#### Your instructions:
The entire listing is to be repeated verbatim.

-=-=-=-=-

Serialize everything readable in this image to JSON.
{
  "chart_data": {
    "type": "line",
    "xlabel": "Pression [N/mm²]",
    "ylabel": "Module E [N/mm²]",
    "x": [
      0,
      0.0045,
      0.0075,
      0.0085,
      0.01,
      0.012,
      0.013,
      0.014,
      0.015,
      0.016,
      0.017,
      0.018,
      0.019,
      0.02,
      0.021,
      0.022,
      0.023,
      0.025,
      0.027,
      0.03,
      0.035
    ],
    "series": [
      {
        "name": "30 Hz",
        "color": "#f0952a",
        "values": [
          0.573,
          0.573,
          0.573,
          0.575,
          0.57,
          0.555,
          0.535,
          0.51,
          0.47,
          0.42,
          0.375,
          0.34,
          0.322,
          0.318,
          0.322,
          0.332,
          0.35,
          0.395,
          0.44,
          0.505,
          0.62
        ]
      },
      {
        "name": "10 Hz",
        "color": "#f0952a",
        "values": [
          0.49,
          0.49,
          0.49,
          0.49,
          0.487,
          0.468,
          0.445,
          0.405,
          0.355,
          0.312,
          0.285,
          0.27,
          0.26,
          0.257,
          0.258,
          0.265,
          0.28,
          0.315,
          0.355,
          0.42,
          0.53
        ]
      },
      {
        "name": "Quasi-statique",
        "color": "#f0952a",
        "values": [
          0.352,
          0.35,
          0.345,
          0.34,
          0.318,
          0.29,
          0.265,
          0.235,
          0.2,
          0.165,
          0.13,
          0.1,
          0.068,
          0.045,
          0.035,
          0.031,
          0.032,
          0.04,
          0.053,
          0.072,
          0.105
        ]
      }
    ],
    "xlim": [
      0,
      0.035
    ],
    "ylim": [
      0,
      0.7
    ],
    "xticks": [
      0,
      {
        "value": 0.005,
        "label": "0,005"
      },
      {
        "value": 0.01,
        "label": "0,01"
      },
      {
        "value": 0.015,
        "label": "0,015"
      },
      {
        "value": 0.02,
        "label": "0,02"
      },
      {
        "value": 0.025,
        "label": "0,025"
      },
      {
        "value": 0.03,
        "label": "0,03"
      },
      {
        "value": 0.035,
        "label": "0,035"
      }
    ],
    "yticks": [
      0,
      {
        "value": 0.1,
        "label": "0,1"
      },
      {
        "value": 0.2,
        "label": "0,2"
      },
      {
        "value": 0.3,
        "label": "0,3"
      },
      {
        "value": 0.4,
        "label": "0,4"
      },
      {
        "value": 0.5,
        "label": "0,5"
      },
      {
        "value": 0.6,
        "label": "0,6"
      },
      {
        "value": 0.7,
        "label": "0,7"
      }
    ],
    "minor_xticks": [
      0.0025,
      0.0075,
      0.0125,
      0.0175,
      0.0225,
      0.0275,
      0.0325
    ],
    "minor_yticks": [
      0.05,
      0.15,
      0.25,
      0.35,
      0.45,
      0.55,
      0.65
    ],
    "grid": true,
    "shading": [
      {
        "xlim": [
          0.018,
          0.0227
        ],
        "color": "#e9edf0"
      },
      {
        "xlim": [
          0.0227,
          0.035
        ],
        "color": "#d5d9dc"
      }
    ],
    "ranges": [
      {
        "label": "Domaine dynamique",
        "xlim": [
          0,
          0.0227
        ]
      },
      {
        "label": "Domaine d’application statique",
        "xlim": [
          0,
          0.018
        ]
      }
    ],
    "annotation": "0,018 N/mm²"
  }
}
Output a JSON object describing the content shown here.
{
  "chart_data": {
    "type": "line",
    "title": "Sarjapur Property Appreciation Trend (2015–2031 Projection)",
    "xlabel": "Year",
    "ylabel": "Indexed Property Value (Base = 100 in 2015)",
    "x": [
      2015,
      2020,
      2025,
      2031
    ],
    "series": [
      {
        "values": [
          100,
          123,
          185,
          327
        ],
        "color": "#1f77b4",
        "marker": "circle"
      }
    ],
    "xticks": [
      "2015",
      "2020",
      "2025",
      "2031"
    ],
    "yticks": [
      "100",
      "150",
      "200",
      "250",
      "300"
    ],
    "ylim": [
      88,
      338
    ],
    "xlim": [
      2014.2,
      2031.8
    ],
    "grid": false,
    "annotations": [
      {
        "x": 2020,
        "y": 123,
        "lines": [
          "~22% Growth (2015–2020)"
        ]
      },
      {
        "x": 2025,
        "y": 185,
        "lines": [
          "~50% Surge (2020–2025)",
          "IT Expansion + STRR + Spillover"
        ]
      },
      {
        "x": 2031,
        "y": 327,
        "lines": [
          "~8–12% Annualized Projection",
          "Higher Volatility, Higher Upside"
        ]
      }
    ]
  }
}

-=-=-=-=-

#### Solution to this task:
Serialize everything readable in this image to JSON.
{
  "chart_data": {
    "type": "line",
    "xlabel": "Pression [N/mm²]",
    "ylabel": "Module E [N/mm²]",
    "x": [
      0,
      0.0045,
      0.0075,
      0.0085,
      0.01,
      0.012,
      0.013,
      0.014,
      0.015,
      0.016,
      0.017,
      0.018,
      0.019,
      0.02,
      0.021,
      0.022,
      0.023,
      0.025,
      0.027,
      0.03,
      0.035
    ],
    "series": [
      {
        "name": "30 Hz",
        "color": "#f0952a",
        "values": [
          0.573,
          0.573,
          0.573,
          0.575,
          0.57,
          0.555,
          0.535,
          0.51,
          0.47,
          0.42,
          0.375,
          0.34,
          0.322,
          0.318,
          0.322,
          0.332,
          0.35,
          0.395,
          0.44,
          0.505,
          0.62
        ]
      },
      {
        "name": "10 Hz",
        "color": "#f0952a",
        "values": [
          0.49,
          0.49,
          0.49,
          0.49,
          0.487,
          0.468,
          0.445,
          0.405,
          0.355,
          0.312,
          0.285,
          0.27,
          0.26,
          0.257,
          0.258,
          0.265,
          0.28,
          0.315,
          0.355,
          0.42,
          0.53
        ]
      },
      {
        "name": "Quasi-statique",
        "color": "#f0952a",
        "values": [
          0.352,
          0.35,
          0.345,
          0.34,
          0.318,
          0.29,
          0.265,
          0.235,
          0.2,
          0.165,
          0.13,
          0.1,
          0.068,
          0.045,
          0.035,
          0.031,
          0.032,
          0.04,
          0.053,
          0.072,
          0.105
        ]
      }
    ],
    "xlim": [
      0,
      0.035
    ],
    "ylim": [
      0,
      0.7
    ],
    "xticks": [
      0,
      {
        "value": 0.005,
        "label": "0,005"
      },
      {
        "value": 0.01,
        "label": "0,01"
      },
      {
        "value": 0.015,
        "label": "0,015"
      },
      {
        "value": 0.02,
        "label": "0,02"
      },
      {
        "value": 0.025,
        "label": "0,025"
      },
      {
        "value": 0.03,
        "label": "0,03"
      },
      {
        "value": 0.035,
        "label": "0,035"
      }
    ],
    "yticks": [
      0,
      {
        "value": 0.1,
        "label": "0,1"
      },
      {
        "value": 0.2,
        "label": "0,2"
      },
      {
        "value": 0.3,
        "label": "0,3"
      },
      {
        "value": 0.4,
        "label": "0,4"
      },
      {
        "value": 0.5,
        "label": "0,5"
      },
      {
        "value": 0.6,
        "label": "0,6"
      },
      {
        "value": 0.7,
        "label": "0,7"
      }
    ],
    "minor_xticks": [
      0.0025,
      0.0075,
      0.0125,
      0.0175,
      0.0225,
      0.0275,
      0.0325
    ],
    "minor_yticks": [
      0.05,
      0.15,
      0.25,
      0.35,
      0.45,
      0.55,
      0.65
    ],
    "grid": true,
    "shading": [
      {
        "xlim": [
          0.018,
          0.0227
        ],
        "color": "#e9edf0"
      },
      {
        "xlim": [
          0.0227,
          0.035
        ],
        "color": "#d5d9dc"
      }
    ],
    "ranges": [
      {
        "label": "Domaine dynamique",
        "xlim": [
          0,
          0.0227
        ]
      },
      {
        "label": "Domaine d’application statique",
        "xlim": [
          0,
          0.018
        ]
      }
    ],
    "annotation": "0,018 N/mm²"
  }
}
Output a JSON object describing the content shown here.
{
  "chart_data": {
    "type": "line",
    "title": "Sarjapur Property Appreciation Trend (2015–2031 Projection)",
    "xlabel": "Year",
    "ylabel": "Indexed Property Value (Base = 100 in 2015)",
    "x": [
      2015,
      2020,
      2025,
      2031
    ],
    "series": [
      {
        "values": [
          100,
          123,
          185,
          327
        ],
        "color": "#1f77b4",
        "marker": "circle"
      }
    ],
    "xticks": [
      "2015",
      "2020",
      "2025",
      "2031"
    ],
    "yticks": [
      "100",
      "150",
      "200",
      "250",
      "300"
    ],
    "ylim": [
      88,
      338
    ],
    "xlim": [
      2014.2,
      2031.8
    ],
    "grid": false,
    "annotations": [
      {
        "x": 2020,
        "y": 123,
        "lines": [
          "~22% Growth (2015–2020)"
        ]
      },
      {
        "x": 2025,
        "y": 185,
        "lines": [
          "~50% Surge (2020–2025)",
          "IT Expansion + STRR + Spillover"
        ]
      },
      {
        "x": 2031,
        "y": 327,
        "lines": [
          "~8–12% Annualized Projection",
          "Higher Volatility, Higher Upside"
        ]
      }
    ]
  }
}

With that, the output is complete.